>> Begin
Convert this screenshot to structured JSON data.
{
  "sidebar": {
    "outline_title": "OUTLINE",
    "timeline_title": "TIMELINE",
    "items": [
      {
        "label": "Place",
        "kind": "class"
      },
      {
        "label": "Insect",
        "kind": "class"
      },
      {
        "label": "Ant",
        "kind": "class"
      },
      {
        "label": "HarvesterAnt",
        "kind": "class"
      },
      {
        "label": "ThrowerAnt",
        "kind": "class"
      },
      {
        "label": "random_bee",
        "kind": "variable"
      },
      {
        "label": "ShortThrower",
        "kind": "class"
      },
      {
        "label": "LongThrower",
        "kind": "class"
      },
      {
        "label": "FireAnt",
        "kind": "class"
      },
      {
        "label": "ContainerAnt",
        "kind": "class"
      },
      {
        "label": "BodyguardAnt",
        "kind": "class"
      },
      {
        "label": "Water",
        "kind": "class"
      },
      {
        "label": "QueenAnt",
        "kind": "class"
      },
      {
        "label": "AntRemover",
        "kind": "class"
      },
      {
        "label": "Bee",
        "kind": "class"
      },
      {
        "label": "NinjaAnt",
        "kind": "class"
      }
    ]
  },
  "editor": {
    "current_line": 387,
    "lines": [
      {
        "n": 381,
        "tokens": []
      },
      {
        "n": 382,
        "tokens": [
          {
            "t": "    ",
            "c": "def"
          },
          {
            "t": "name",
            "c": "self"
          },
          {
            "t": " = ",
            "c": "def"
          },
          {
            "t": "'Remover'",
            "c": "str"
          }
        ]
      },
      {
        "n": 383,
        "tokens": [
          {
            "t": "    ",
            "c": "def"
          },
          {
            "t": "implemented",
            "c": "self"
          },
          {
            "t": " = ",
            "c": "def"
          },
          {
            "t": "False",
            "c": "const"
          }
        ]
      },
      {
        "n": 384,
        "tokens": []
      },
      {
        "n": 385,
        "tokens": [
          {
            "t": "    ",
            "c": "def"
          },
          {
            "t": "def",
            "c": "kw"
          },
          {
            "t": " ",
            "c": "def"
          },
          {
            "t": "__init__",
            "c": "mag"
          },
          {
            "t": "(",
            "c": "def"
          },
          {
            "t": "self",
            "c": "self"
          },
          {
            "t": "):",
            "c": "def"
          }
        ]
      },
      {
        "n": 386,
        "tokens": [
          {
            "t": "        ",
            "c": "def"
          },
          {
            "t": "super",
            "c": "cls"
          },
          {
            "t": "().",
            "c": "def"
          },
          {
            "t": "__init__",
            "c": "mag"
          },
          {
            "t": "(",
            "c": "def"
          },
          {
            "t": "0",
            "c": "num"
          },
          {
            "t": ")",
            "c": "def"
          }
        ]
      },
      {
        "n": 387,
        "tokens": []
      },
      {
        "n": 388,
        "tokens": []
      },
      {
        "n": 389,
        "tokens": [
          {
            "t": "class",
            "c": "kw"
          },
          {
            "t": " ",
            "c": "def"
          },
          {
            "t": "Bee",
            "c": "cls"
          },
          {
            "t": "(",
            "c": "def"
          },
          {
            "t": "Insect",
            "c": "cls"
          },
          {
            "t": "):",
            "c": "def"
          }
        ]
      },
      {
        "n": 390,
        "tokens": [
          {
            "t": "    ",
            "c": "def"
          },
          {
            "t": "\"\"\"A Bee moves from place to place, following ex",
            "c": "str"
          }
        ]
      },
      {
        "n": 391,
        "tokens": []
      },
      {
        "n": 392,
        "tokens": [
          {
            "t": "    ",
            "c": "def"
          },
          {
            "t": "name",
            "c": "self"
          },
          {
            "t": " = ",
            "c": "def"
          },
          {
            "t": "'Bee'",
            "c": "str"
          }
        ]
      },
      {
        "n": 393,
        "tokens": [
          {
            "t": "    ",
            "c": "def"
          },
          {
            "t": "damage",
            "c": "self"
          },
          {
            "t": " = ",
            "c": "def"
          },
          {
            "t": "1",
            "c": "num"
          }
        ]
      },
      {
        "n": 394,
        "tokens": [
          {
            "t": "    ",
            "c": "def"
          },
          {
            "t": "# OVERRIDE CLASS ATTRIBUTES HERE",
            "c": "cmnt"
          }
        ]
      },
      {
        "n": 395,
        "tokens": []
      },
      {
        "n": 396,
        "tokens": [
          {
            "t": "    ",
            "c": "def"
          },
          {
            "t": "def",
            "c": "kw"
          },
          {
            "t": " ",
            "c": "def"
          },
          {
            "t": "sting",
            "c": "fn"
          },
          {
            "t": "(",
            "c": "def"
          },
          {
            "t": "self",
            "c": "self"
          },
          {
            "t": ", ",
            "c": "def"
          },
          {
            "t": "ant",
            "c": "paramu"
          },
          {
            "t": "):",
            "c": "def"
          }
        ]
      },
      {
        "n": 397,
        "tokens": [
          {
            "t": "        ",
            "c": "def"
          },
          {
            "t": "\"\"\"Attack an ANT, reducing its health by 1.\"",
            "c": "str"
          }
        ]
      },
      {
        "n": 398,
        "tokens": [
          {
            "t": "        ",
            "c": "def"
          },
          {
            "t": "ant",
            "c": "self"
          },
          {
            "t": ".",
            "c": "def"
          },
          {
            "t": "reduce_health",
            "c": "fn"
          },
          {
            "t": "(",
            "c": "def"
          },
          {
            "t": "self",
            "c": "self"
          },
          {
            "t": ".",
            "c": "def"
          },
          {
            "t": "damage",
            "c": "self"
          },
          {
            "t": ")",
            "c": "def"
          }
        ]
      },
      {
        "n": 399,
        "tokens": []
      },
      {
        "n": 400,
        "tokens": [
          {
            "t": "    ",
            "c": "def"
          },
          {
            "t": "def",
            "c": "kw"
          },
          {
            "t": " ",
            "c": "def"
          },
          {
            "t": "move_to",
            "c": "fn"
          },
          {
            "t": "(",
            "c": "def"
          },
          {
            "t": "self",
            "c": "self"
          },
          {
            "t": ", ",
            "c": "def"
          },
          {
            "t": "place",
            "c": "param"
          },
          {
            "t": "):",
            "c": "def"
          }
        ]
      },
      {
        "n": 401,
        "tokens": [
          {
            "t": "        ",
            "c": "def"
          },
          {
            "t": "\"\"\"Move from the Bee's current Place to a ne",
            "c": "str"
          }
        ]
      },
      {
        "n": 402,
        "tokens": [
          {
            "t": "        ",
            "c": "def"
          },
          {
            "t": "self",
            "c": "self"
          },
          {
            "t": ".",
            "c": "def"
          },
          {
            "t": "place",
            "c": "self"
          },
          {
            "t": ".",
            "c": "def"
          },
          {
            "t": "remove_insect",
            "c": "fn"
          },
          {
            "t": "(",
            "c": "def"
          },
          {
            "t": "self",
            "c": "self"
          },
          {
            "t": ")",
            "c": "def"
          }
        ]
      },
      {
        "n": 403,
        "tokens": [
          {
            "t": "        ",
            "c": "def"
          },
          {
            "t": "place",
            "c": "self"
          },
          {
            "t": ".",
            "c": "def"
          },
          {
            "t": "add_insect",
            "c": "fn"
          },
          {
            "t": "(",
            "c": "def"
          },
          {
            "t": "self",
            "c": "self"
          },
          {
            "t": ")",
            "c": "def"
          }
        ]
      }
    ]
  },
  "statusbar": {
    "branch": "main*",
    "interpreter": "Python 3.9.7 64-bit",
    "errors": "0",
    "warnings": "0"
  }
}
>> End
▶ PROMPT
Write out the records above again, keeping each one identical to the original.

▶ THE RESULT
Convert this screenshot to structured JSON data.
{
  "sidebar": {
    "outline_title": "OUTLINE",
    "timeline_title": "TIMELINE",
    "items": [
      {
        "label": "Place",
        "kind": "class"
      },
      {
        "label": "Insect",
        "kind": "class"
      },
      {
        "label": "Ant",
        "kind": "class"
      },
      {
        "label": "HarvesterAnt",
        "kind": "class"
      },
      {
        "label": "ThrowerAnt",
        "kind": "class"
      },
      {
        "label": "random_bee",
        "kind": "variable"
      },
      {
        "label": "ShortThrower",
        "kind": "class"
      },
      {
        "label": "LongThrower",
        "kind": "class"
      },
      {
        "label": "FireAnt",
        "kind": "class"
      },
      {
        "label": "ContainerAnt",
        "kind": "class"
      },
      {
        "label": "BodyguardAnt",
        "kind": "class"
      },
      {
        "label": "Water",
        "kind": "class"
      },
      {
        "label": "QueenAnt",
        "kind": "class"
      },
      {
        "label": "AntRemover",
        "kind": "class"
      },
      {
        "label": "Bee",
        "kind": "class"
      },
      {
        "label": "NinjaAnt",
        "kind": "class"
      }
    ]
  },
  "editor": {
    "current_line": 387,
    "lines": [
      {
        "n": 381,
        "tokens": []
      },
      {
        "n": 382,
        "tokens": [
          {
            "t": "    ",
            "c": "def"
          },
          {
            "t": "name",
            "c": "self"
          },
          {
            "t": " = ",
            "c": "def"
          },
          {
            "t": "'Remover'",
            "c": "str"
          }
        ]
      },
      {
        "n": 383,
        "tokens": [
          {
            "t": "    ",
            "c": "def"
          },
          {
            "t": "implemented",
            "c": "self"
          },
          {
            "t": " = ",
            "c": "def"
          },
          {
            "t": "False",
            "c": "const"
          }
        ]
      },
      {
        "n": 384,
        "tokens": []
      },
      {
        "n": 385,
        "tokens": [
          {
            "t": "    ",
            "c": "def"
          },
          {
            "t": "def",
            "c": "kw"
          },
          {
            "t": " ",
            "c": "def"
          },
          {
            "t": "__init__",
            "c": "mag"
          },
          {
            "t": "(",
            "c": "def"
          },
          {
            "t": "self",
            "c": "self"
          },
          {
            "t": "):",
            "c": "def"
          }
        ]
      },
      {
        "n": 386,
        "tokens": [
          {
            "t": "        ",
            "c": "def"
          },
          {
            "t": "super",
            "c": "cls"
          },
          {
            "t": "().",
            "c": "def"
          },
          {
            "t": "__init__",
            "c": "mag"
          },
          {
            "t": "(",
            "c": "def"
          },
          {
            "t": "0",
            "c": "num"
          },
          {
            "t": ")",
            "c": "def"
          }
        ]
      },
      {
        "n": 387,
        "tokens": []
      },
      {
        "n": 388,
        "tokens": []
      },
      {
        "n": 389,
        "tokens": [
          {
            "t": "class",
            "c": "kw"
          },
          {
            "t": " ",
            "c": "def"
          },
          {
            "t": "Bee",
            "c": "cls"
          },
          {
            "t": "(",
            "c": "def"
          },
          {
            "t": "Insect",
            "c": "cls"
          },
          {
            "t": "):",
            "c": "def"
          }
        ]
      },
      {
        "n": 390,
        "tokens": [
          {
            "t": "    ",
            "c": "def"
          },
          {
            "t": "\"\"\"A Bee moves from place to place, following ex",
            "c": "str"
          }
        ]
      },
      {
        "n": 391,
        "tokens": []
      },
      {
        "n": 392,
        "tokens": [
          {
            "t": "    ",
            "c": "def"
          },
          {
            "t": "name",
            "c": "self"
          },
          {
            "t": " = ",
            "c": "def"
          },
          {
            "t": "'Bee'",
            "c": "str"
          }
        ]
      },
      {
        "n": 393,
        "tokens": [
          {
            "t": "    ",
            "c": "def"
          },
          {
            "t": "damage",
            "c": "self"
          },
          {
            "t": " = ",
            "c": "def"
          },
          {
            "t": "1",
            "c": "num"
          }
        ]
      },
      {
        "n": 394,
        "tokens": [
          {
            "t": "    ",
            "c": "def"
          },
          {
            "t": "# OVERRIDE CLASS ATTRIBUTES HERE",
            "c": "cmnt"
          }
        ]
      },
      {
        "n": 395,
        "tokens": []
      },
      {
        "n": 396,
        "tokens": [
          {
            "t": "    ",
            "c": "def"
          },
          {
            "t": "def",
            "c": "kw"
          },
          {
            "t": " ",
            "c": "def"
          },
          {
            "t": "sting",
            "c": "fn"
          },
          {
            "t": "(",
            "c": "def"
          },
          {
            "t": "self",
            "c": "self"
          },
          {
            "t": ", ",
            "c": "def"
          },
          {
            "t": "ant",
            "c": "paramu"
          },
          {
            "t": "):",
            "c": "def"
          }
        ]
      },
      {
        "n": 397,
        "tokens": [
          {
            "t": "        ",
            "c": "def"
          },
          {
            "t": "\"\"\"Attack an ANT, reducing its health by 1.\"",
            "c": "str"
          }
        ]
      },
      {
        "n": 398,
        "tokens": [
          {
            "t": "        ",
            "c": "def"
          },
          {
            "t": "ant",
            "c": "self"
          },
          {
            "t": ".",
            "c": "def"
          },
          {
            "t": "reduce_health",
            "c": "fn"
          },
          {
            "t": "(",
            "c": "def"
          },
          {
            "t": "self",
            "c": "self"
          },
          {
            "t": ".",
            "c": "def"
          },
          {
            "t": "damage",
            "c": "self"
          },
          {
            "t": ")",
            "c": "def"
          }
        ]
      },
      {
        "n": 399,
        "tokens": []
      },
      {
        "n": 400,
        "tokens": [
          {
            "t": "    ",
            "c": "def"
          },
          {
            "t": "def",
            "c": "kw"
          },
          {
            "t": " ",
            "c": "def"
          },
          {
            "t": "move_to",
            "c": "fn"
          },
          {
            "t": "(",
            "c": "def"
          },
          {
            "t": "self",
            "c": "self"
          },
          {
            "t": ", ",
            "c": "def"
          },
          {
            "t": "place",
            "c": "param"
          },
          {
            "t": "):",
            "c": "def"
          }
        ]
      },
      {
        "n": 401,
        "tokens": [
          {
            "t": "        ",
            "c": "def"
          },
          {
            "t": "\"\"\"Move from the Bee's current Place to a ne",
            "c": "str"
          }
        ]
      },
      {
        "n": 402,
        "tokens": [
          {
            "t": "        ",
            "c": "def"
          },
          {
            "t": "self",
            "c": "self"
          },
          {
            "t": ".",
            "c": "def"
          },
          {
            "t": "place",
            "c": "self"
          },
          {
            "t": ".",
            "c": "def"
          },
          {
            "t": "remove_insect",
            "c": "fn"
          },
          {
            "t": "(",
            "c": "def"
          },
          {
            "t": "self",
            "c": "self"
          },
          {
            "t": ")",
            "c": "def"
          }
        ]
      },
      {
        "n": 403,
        "tokens": [
          {
            "t": "        ",
            "c": "def"
          },
          {
            "t": "place",
            "c": "self"
          },
          {
            "t": ".",
            "c": "def"
          },
          {
            "t": "add_insect",
            "c": "fn"
          },
          {
            "t": "(",
            "c": "def"
          },
          {
            "t": "self",
            "c": "self"
          },
          {
            "t": ")",
            "c": "def"
          }
        ]
      }
    ]
  },
  "statusbar": {
    "branch": "main*",
    "interpreter": "Python 3.9.7 64-bit",
    "errors": "0",
    "warnings": "0"
  }
}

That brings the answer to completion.